_Data entries for graphics_.
--- BEGIN ---

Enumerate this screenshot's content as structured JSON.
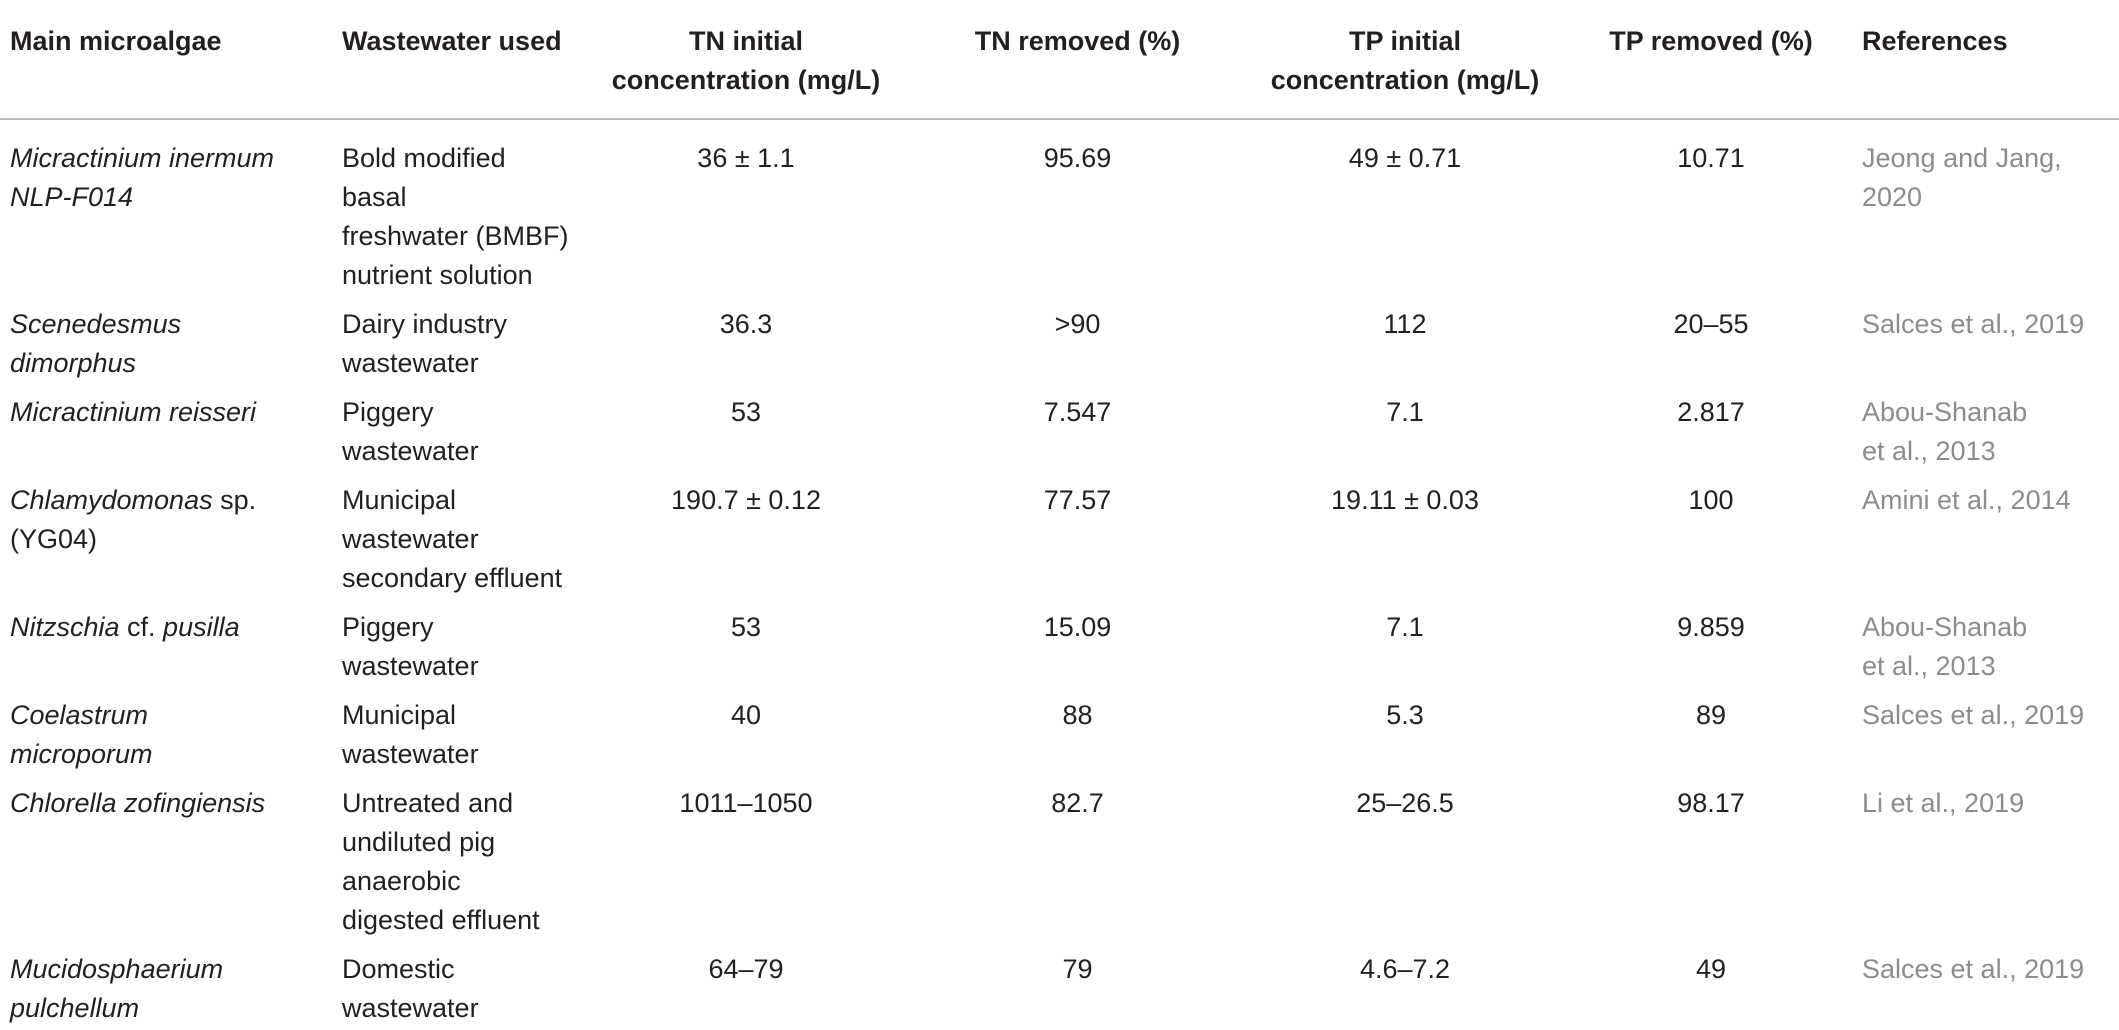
{
  "headers": [
    "Main microalgae",
    "Wastewater used",
    "TN initial concentration (mg/L)",
    "TN removed (%)",
    "TP initial concentration (mg/L)",
    "TP removed (%)",
    "References"
  ],
  "header_lines": {
    "tn_initial_1": "TN initial",
    "tn_initial_2": "concentration (mg/L)",
    "tp_initial_1": "TP initial",
    "tp_initial_2": "concentration (mg/L)"
  },
  "rows": [
    {
      "algae_1": "Micractinium inermum",
      "algae_2": "NLP-F014",
      "wastewater_1": "Bold modified basal",
      "wastewater_2": "freshwater (BMBF)",
      "wastewater_3": "nutrient solution",
      "tn_initial": "36 ± 1.1",
      "tn_removed": "95.69",
      "tp_initial": "49 ± 0.71",
      "tp_removed": "10.71",
      "ref_1": "Jeong and Jang,",
      "ref_2": "2020"
    },
    {
      "algae_1": "Scenedesmus",
      "algae_2": "dimorphus",
      "wastewater_1": "Dairy industry",
      "wastewater_2": "wastewater",
      "tn_initial": "36.3",
      "tn_removed": ">90",
      "tp_initial": "112",
      "tp_removed": "20–55",
      "ref_1": "Salces et al., 2019"
    },
    {
      "algae_1": "Micractinium reisseri",
      "wastewater_1": "Piggery wastewater",
      "tn_initial": "53",
      "tn_removed": "7.547",
      "tp_initial": "7.1",
      "tp_removed": "2.817",
      "ref_1": "Abou-Shanab",
      "ref_2": "et al., 2013"
    },
    {
      "algae_1_italic": "Chlamydomonas",
      "algae_1_rest": " sp.",
      "algae_2": "(YG04)",
      "wastewater_1": "Municipal wastewater",
      "wastewater_2": "secondary effluent",
      "tn_initial": "190.7 ± 0.12",
      "tn_removed": "77.57",
      "tp_initial": "19.11 ± 0.03",
      "tp_removed": "100",
      "ref_1": "Amini et al., 2014"
    },
    {
      "algae_1_italic": "Nitzschia",
      "algae_1_mid": " cf. ",
      "algae_1_italic2": "pusilla",
      "wastewater_1": "Piggery wastewater",
      "tn_initial": "53",
      "tn_removed": "15.09",
      "tp_initial": "7.1",
      "tp_removed": "9.859",
      "ref_1": "Abou-Shanab",
      "ref_2": "et al., 2013"
    },
    {
      "algae_1": "Coelastrum",
      "algae_2": "microporum",
      "wastewater_1": "Municipal wastewater",
      "tn_initial": "40",
      "tn_removed": "88",
      "tp_initial": "5.3",
      "tp_removed": "89",
      "ref_1": "Salces et al., 2019"
    },
    {
      "algae_1": "Chlorella zofingiensis",
      "wastewater_1": "Untreated and",
      "wastewater_2": "undiluted pig anaerobic",
      "wastewater_3": "digested effluent",
      "tn_initial": "1011–1050",
      "tn_removed": "82.7",
      "tp_initial": "25–26.5",
      "tp_removed": "98.17",
      "ref_1": "Li et al., 2019"
    },
    {
      "algae_1": "Mucidosphaerium",
      "algae_2": "pulchellum",
      "wastewater_1": "Domestic wastewater",
      "tn_initial": "64–79",
      "tn_removed": "79",
      "tp_initial": "4.6–7.2",
      "tp_removed": "49",
      "ref_1": "Salces et al., 2019"
    }
  ]
}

--- END ---

_What the exercise asks_. List the lines of the material in which the word "effluent" occurs.

_Response for this exercise_.
      "wastewater_2": "secondary effluent",
      "wastewater_3": "digested effluent",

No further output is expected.